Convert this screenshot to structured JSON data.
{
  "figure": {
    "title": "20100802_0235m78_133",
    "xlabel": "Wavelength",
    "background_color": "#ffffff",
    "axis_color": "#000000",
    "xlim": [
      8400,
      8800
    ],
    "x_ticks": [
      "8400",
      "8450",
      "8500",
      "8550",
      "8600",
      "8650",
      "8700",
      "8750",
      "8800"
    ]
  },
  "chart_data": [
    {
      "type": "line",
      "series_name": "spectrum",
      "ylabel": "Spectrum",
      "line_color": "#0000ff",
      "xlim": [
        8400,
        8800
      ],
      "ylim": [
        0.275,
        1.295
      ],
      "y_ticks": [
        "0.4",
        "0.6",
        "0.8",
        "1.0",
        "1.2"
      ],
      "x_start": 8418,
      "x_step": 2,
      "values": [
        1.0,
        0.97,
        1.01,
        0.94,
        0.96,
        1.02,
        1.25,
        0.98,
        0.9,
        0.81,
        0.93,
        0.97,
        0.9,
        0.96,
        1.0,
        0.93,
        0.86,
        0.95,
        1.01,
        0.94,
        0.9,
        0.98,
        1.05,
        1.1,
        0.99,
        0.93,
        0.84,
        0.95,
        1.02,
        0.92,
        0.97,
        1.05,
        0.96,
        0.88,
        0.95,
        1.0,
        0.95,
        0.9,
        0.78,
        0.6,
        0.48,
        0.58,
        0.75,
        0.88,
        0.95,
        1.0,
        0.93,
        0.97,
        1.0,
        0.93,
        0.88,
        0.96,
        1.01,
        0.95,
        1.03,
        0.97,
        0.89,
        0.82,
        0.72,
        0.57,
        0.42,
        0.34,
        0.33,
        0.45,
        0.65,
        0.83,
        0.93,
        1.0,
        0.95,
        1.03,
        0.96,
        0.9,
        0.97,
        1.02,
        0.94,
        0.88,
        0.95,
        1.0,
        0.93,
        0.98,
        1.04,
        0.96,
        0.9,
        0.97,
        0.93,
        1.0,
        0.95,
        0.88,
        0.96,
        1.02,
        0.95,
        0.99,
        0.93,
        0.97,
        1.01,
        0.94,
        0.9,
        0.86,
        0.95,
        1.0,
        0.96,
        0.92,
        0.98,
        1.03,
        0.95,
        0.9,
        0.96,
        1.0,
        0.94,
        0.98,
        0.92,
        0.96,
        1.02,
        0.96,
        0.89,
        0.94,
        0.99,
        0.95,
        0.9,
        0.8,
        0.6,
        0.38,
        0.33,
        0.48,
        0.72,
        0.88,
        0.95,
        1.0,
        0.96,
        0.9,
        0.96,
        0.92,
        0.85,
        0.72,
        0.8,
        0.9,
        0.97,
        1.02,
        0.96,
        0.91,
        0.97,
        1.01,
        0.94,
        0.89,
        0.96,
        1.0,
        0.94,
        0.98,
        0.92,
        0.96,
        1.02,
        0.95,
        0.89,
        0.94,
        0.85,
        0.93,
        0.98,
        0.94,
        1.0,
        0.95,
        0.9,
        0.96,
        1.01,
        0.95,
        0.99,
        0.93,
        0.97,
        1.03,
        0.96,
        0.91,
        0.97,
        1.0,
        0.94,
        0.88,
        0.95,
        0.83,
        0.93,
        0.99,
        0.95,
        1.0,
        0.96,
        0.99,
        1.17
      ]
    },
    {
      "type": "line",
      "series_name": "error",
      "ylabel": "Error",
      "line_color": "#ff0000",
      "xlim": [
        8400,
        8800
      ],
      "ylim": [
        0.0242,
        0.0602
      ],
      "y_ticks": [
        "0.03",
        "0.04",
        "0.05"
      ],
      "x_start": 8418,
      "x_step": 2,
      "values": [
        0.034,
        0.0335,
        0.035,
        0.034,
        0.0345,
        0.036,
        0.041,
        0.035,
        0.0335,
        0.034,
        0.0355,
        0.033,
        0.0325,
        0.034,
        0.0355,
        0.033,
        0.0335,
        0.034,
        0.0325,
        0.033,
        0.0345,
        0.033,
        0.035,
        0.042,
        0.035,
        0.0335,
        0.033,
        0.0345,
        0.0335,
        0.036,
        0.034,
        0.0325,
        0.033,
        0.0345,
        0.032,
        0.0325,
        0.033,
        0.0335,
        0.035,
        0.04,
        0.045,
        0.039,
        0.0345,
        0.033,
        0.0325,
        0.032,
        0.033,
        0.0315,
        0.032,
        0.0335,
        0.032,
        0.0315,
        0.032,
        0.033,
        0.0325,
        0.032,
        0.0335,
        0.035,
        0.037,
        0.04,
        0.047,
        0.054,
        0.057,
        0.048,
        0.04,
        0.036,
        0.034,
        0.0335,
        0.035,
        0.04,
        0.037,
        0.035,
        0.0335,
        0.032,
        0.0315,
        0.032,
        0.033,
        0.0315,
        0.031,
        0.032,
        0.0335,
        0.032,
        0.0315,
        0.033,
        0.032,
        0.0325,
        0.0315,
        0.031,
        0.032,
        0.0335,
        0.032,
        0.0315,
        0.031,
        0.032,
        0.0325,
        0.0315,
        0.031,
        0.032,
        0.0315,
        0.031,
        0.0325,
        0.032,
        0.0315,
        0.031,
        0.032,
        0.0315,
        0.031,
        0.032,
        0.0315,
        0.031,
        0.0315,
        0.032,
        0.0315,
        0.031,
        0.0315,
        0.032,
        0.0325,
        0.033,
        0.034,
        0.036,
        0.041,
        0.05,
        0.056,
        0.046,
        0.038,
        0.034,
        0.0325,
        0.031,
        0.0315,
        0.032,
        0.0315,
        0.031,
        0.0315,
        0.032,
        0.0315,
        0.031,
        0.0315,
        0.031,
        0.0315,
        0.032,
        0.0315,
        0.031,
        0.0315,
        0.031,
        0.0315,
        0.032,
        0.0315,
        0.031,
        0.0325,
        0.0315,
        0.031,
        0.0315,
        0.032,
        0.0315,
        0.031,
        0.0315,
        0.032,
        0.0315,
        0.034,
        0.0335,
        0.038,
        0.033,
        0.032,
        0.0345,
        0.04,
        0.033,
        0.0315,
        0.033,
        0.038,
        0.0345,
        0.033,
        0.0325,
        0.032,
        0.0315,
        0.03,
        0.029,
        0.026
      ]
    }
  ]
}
..............................
Task description:
Copy out the full material exactly as it appears.

Answer for the task:
Convert this screenshot to structured JSON data.
{
  "figure": {
    "title": "20100802_0235m78_133",
    "xlabel": "Wavelength",
    "background_color": "#ffffff",
    "axis_color": "#000000",
    "xlim": [
      8400,
      8800
    ],
    "x_ticks": [
      "8400",
      "8450",
      "8500",
      "8550",
      "8600",
      "8650",
      "8700",
      "8750",
      "8800"
    ]
  },
  "chart_data": [
    {
      "type": "line",
      "series_name": "spectrum",
      "ylabel": "Spectrum",
      "line_color": "#0000ff",
      "xlim": [
        8400,
        8800
      ],
      "ylim": [
        0.275,
        1.295
      ],
      "y_ticks": [
        "0.4",
        "0.6",
        "0.8",
        "1.0",
        "1.2"
      ],
      "x_start": 8418,
      "x_step": 2,
      "values": [
        1.0,
        0.97,
        1.01,
        0.94,
        0.96,
        1.02,
        1.25,
        0.98,
        0.9,
        0.81,
        0.93,
        0.97,
        0.9,
        0.96,
        1.0,
        0.93,
        0.86,
        0.95,
        1.01,
        0.94,
        0.9,
        0.98,
        1.05,
        1.1,
        0.99,
        0.93,
        0.84,
        0.95,
        1.02,
        0.92,
        0.97,
        1.05,
        0.96,
        0.88,
        0.95,
        1.0,
        0.95,
        0.9,
        0.78,
        0.6,
        0.48,
        0.58,
        0.75,
        0.88,
        0.95,
        1.0,
        0.93,
        0.97,
        1.0,
        0.93,
        0.88,
        0.96,
        1.01,
        0.95,
        1.03,
        0.97,
        0.89,
        0.82,
        0.72,
        0.57,
        0.42,
        0.34,
        0.33,
        0.45,
        0.65,
        0.83,
        0.93,
        1.0,
        0.95,
        1.03,
        0.96,
        0.9,
        0.97,
        1.02,
        0.94,
        0.88,
        0.95,
        1.0,
        0.93,
        0.98,
        1.04,
        0.96,
        0.9,
        0.97,
        0.93,
        1.0,
        0.95,
        0.88,
        0.96,
        1.02,
        0.95,
        0.99,
        0.93,
        0.97,
        1.01,
        0.94,
        0.9,
        0.86,
        0.95,
        1.0,
        0.96,
        0.92,
        0.98,
        1.03,
        0.95,
        0.9,
        0.96,
        1.0,
        0.94,
        0.98,
        0.92,
        0.96,
        1.02,
        0.96,
        0.89,
        0.94,
        0.99,
        0.95,
        0.9,
        0.8,
        0.6,
        0.38,
        0.33,
        0.48,
        0.72,
        0.88,
        0.95,
        1.0,
        0.96,
        0.9,
        0.96,
        0.92,
        0.85,
        0.72,
        0.8,
        0.9,
        0.97,
        1.02,
        0.96,
        0.91,
        0.97,
        1.01,
        0.94,
        0.89,
        0.96,
        1.0,
        0.94,
        0.98,
        0.92,
        0.96,
        1.02,
        0.95,
        0.89,
        0.94,
        0.85,
        0.93,
        0.98,
        0.94,
        1.0,
        0.95,
        0.9,
        0.96,
        1.01,
        0.95,
        0.99,
        0.93,
        0.97,
        1.03,
        0.96,
        0.91,
        0.97,
        1.0,
        0.94,
        0.88,
        0.95,
        0.83,
        0.93,
        0.99,
        0.95,
        1.0,
        0.96,
        0.99,
        1.17
      ]
    },
    {
      "type": "line",
      "series_name": "error",
      "ylabel": "Error",
      "line_color": "#ff0000",
      "xlim": [
        8400,
        8800
      ],
      "ylim": [
        0.0242,
        0.0602
      ],
      "y_ticks": [
        "0.03",
        "0.04",
        "0.05"
      ],
      "x_start": 8418,
      "x_step": 2,
      "values": [
        0.034,
        0.0335,
        0.035,
        0.034,
        0.0345,
        0.036,
        0.041,
        0.035,
        0.0335,
        0.034,
        0.0355,
        0.033,
        0.0325,
        0.034,
        0.0355,
        0.033,
        0.0335,
        0.034,
        0.0325,
        0.033,
        0.0345,
        0.033,
        0.035,
        0.042,
        0.035,
        0.0335,
        0.033,
        0.0345,
        0.0335,
        0.036,
        0.034,
        0.0325,
        0.033,
        0.0345,
        0.032,
        0.0325,
        0.033,
        0.0335,
        0.035,
        0.04,
        0.045,
        0.039,
        0.0345,
        0.033,
        0.0325,
        0.032,
        0.033,
        0.0315,
        0.032,
        0.0335,
        0.032,
        0.0315,
        0.032,
        0.033,
        0.0325,
        0.032,
        0.0335,
        0.035,
        0.037,
        0.04,
        0.047,
        0.054,
        0.057,
        0.048,
        0.04,
        0.036,
        0.034,
        0.0335,
        0.035,
        0.04,
        0.037,
        0.035,
        0.0335,
        0.032,
        0.0315,
        0.032,
        0.033,
        0.0315,
        0.031,
        0.032,
        0.0335,
        0.032,
        0.0315,
        0.033,
        0.032,
        0.0325,
        0.0315,
        0.031,
        0.032,
        0.0335,
        0.032,
        0.0315,
        0.031,
        0.032,
        0.0325,
        0.0315,
        0.031,
        0.032,
        0.0315,
        0.031,
        0.0325,
        0.032,
        0.0315,
        0.031,
        0.032,
        0.0315,
        0.031,
        0.032,
        0.0315,
        0.031,
        0.0315,
        0.032,
        0.0315,
        0.031,
        0.0315,
        0.032,
        0.0325,
        0.033,
        0.034,
        0.036,
        0.041,
        0.05,
        0.056,
        0.046,
        0.038,
        0.034,
        0.0325,
        0.031,
        0.0315,
        0.032,
        0.0315,
        0.031,
        0.0315,
        0.032,
        0.0315,
        0.031,
        0.0315,
        0.031,
        0.0315,
        0.032,
        0.0315,
        0.031,
        0.0315,
        0.031,
        0.0315,
        0.032,
        0.0315,
        0.031,
        0.0325,
        0.0315,
        0.031,
        0.0315,
        0.032,
        0.0315,
        0.031,
        0.0315,
        0.032,
        0.0315,
        0.034,
        0.0335,
        0.038,
        0.033,
        0.032,
        0.0345,
        0.04,
        0.033,
        0.0315,
        0.033,
        0.038,
        0.0345,
        0.033,
        0.0325,
        0.032,
        0.0315,
        0.03,
        0.029,
        0.026
      ]
    }
  ]
}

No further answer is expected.